-- Directions --
Write out the whole listing exactly as it stands.

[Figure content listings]
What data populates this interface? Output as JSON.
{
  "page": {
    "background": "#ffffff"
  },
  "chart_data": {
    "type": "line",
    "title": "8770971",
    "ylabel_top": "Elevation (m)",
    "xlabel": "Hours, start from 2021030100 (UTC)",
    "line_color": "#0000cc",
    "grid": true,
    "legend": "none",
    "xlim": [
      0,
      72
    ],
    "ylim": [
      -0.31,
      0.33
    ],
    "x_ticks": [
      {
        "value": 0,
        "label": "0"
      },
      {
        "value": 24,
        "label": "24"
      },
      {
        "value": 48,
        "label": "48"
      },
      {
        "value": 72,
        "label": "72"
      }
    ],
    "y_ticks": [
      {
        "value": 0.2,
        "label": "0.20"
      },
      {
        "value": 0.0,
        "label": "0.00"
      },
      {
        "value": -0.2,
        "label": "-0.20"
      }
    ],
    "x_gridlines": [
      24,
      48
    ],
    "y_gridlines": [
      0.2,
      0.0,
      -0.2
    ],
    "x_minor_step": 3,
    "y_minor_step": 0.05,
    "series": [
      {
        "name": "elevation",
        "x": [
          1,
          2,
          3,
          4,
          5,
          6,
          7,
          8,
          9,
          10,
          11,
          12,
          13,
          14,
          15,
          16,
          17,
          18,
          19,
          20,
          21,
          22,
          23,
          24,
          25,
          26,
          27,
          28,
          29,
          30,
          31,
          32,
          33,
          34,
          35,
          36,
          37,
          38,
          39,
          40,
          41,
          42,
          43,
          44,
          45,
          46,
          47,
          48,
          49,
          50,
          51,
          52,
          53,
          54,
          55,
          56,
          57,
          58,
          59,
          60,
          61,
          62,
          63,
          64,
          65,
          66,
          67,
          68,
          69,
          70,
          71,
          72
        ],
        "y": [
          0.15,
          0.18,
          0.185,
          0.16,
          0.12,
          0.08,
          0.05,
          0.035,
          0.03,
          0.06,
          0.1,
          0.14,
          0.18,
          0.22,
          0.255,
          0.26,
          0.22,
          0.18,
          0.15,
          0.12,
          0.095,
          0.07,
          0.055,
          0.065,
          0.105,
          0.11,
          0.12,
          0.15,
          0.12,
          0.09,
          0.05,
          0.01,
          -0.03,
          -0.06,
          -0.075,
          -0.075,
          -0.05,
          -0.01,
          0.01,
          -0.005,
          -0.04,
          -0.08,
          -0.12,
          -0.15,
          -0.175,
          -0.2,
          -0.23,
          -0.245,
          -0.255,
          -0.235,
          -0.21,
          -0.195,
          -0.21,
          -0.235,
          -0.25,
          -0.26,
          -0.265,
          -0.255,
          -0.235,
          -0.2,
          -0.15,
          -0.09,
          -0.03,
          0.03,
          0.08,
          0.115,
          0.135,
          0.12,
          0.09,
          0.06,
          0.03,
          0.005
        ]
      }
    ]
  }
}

-- Exercise result --
What data populates this interface? Output as JSON.
{
  "page": {
    "background": "#ffffff"
  },
  "chart_data": {
    "type": "line",
    "title": "8770971",
    "ylabel_top": "Elevation (m)",
    "xlabel": "Hours, start from 2021030100 (UTC)",
    "line_color": "#0000cc",
    "grid": true,
    "legend": "none",
    "xlim": [
      0,
      72
    ],
    "ylim": [
      -0.31,
      0.33
    ],
    "x_ticks": [
      {
        "value": 0,
        "label": "0"
      },
      {
        "value": 24,
        "label": "24"
      },
      {
        "value": 48,
        "label": "48"
      },
      {
        "value": 72,
        "label": "72"
      }
    ],
    "y_ticks": [
      {
        "value": 0.2,
        "label": "0.20"
      },
      {
        "value": 0.0,
        "label": "0.00"
      },
      {
        "value": -0.2,
        "label": "-0.20"
      }
    ],
    "x_gridlines": [
      24,
      48
    ],
    "y_gridlines": [
      0.2,
      0.0,
      -0.2
    ],
    "x_minor_step": 3,
    "y_minor_step": 0.05,
    "series": [
      {
        "name": "elevation",
        "x": [
          1,
          2,
          3,
          4,
          5,
          6,
          7,
          8,
          9,
          10,
          11,
          12,
          13,
          14,
          15,
          16,
          17,
          18,
          19,
          20,
          21,
          22,
          23,
          24,
          25,
          26,
          27,
          28,
          29,
          30,
          31,
          32,
          33,
          34,
          35,
          36,
          37,
          38,
          39,
          40,
          41,
          42,
          43,
          44,
          45,
          46,
          47,
          48,
          49,
          50,
          51,
          52,
          53,
          54,
          55,
          56,
          57,
          58,
          59,
          60,
          61,
          62,
          63,
          64,
          65,
          66,
          67,
          68,
          69,
          70,
          71,
          72
        ],
        "y": [
          0.15,
          0.18,
          0.185,
          0.16,
          0.12,
          0.08,
          0.05,
          0.035,
          0.03,
          0.06,
          0.1,
          0.14,
          0.18,
          0.22,
          0.255,
          0.26,
          0.22,
          0.18,
          0.15,
          0.12,
          0.095,
          0.07,
          0.055,
          0.065,
          0.105,
          0.11,
          0.12,
          0.15,
          0.12,
          0.09,
          0.05,
          0.01,
          -0.03,
          -0.06,
          -0.075,
          -0.075,
          -0.05,
          -0.01,
          0.01,
          -0.005,
          -0.04,
          -0.08,
          -0.12,
          -0.15,
          -0.175,
          -0.2,
          -0.23,
          -0.245,
          -0.255,
          -0.235,
          -0.21,
          -0.195,
          -0.21,
          -0.235,
          -0.25,
          -0.26,
          -0.265,
          -0.255,
          -0.235,
          -0.2,
          -0.15,
          -0.09,
          -0.03,
          0.03,
          0.08,
          0.115,
          0.135,
          0.12,
          0.09,
          0.06,
          0.03,
          0.005
        ]
      }
    ]
  }
}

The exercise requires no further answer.